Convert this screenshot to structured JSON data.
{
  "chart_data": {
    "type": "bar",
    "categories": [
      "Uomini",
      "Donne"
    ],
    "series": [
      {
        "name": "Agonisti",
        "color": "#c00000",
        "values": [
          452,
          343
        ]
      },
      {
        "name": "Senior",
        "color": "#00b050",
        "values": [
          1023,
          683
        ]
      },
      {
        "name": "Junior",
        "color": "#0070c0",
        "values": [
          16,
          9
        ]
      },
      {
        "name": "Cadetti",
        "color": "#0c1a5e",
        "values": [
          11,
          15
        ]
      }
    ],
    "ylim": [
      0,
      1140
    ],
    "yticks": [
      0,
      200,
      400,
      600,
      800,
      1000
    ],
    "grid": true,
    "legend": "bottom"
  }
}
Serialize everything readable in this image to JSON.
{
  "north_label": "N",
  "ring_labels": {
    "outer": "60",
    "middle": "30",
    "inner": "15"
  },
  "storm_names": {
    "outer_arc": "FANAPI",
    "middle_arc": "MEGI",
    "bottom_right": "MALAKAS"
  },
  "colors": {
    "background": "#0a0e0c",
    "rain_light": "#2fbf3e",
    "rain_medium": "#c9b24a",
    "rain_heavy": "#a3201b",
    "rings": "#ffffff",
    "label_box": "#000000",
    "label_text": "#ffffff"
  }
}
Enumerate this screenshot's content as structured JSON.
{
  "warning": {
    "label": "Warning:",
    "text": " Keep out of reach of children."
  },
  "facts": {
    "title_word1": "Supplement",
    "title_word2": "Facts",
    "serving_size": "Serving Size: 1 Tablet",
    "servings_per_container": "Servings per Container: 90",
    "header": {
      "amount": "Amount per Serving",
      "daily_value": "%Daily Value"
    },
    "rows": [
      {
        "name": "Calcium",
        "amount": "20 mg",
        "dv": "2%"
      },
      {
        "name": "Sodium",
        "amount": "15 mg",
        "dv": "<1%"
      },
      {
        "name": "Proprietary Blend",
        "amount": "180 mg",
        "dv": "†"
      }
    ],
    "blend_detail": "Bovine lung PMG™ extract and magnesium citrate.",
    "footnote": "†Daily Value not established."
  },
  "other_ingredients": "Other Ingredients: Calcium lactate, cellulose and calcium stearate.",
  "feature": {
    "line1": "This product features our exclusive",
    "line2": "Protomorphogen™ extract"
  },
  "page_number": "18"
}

**Required task**
The entries above must be returned in full, exactly as shown.

**Right answer**
Convert this screenshot to structured JSON data.
{
  "chart_data": {
    "type": "bar",
    "categories": [
      "Uomini",
      "Donne"
    ],
    "series": [
      {
        "name": "Agonisti",
        "color": "#c00000",
        "values": [
          452,
          343
        ]
      },
      {
        "name": "Senior",
        "color": "#00b050",
        "values": [
          1023,
          683
        ]
      },
      {
        "name": "Junior",
        "color": "#0070c0",
        "values": [
          16,
          9
        ]
      },
      {
        "name": "Cadetti",
        "color": "#0c1a5e",
        "values": [
          11,
          15
        ]
      }
    ],
    "ylim": [
      0,
      1140
    ],
    "yticks": [
      0,
      200,
      400,
      600,
      800,
      1000
    ],
    "grid": true,
    "legend": "bottom"
  }
}
Serialize everything readable in this image to JSON.
{
  "north_label": "N",
  "ring_labels": {
    "outer": "60",
    "middle": "30",
    "inner": "15"
  },
  "storm_names": {
    "outer_arc": "FANAPI",
    "middle_arc": "MEGI",
    "bottom_right": "MALAKAS"
  },
  "colors": {
    "background": "#0a0e0c",
    "rain_light": "#2fbf3e",
    "rain_medium": "#c9b24a",
    "rain_heavy": "#a3201b",
    "rings": "#ffffff",
    "label_box": "#000000",
    "label_text": "#ffffff"
  }
}
Enumerate this screenshot's content as structured JSON.
{
  "warning": {
    "label": "Warning:",
    "text": " Keep out of reach of children."
  },
  "facts": {
    "title_word1": "Supplement",
    "title_word2": "Facts",
    "serving_size": "Serving Size: 1 Tablet",
    "servings_per_container": "Servings per Container: 90",
    "header": {
      "amount": "Amount per Serving",
      "daily_value": "%Daily Value"
    },
    "rows": [
      {
        "name": "Calcium",
        "amount": "20 mg",
        "dv": "2%"
      },
      {
        "name": "Sodium",
        "amount": "15 mg",
        "dv": "<1%"
      },
      {
        "name": "Proprietary Blend",
        "amount": "180 mg",
        "dv": "†"
      }
    ],
    "blend_detail": "Bovine lung PMG™ extract and magnesium citrate.",
    "footnote": "†Daily Value not established."
  },
  "other_ingredients": "Other Ingredients: Calcium lactate, cellulose and calcium stearate.",
  "feature": {
    "line1": "This product features our exclusive",
    "line2": "Protomorphogen™ extract"
  },
  "page_number": "18"
}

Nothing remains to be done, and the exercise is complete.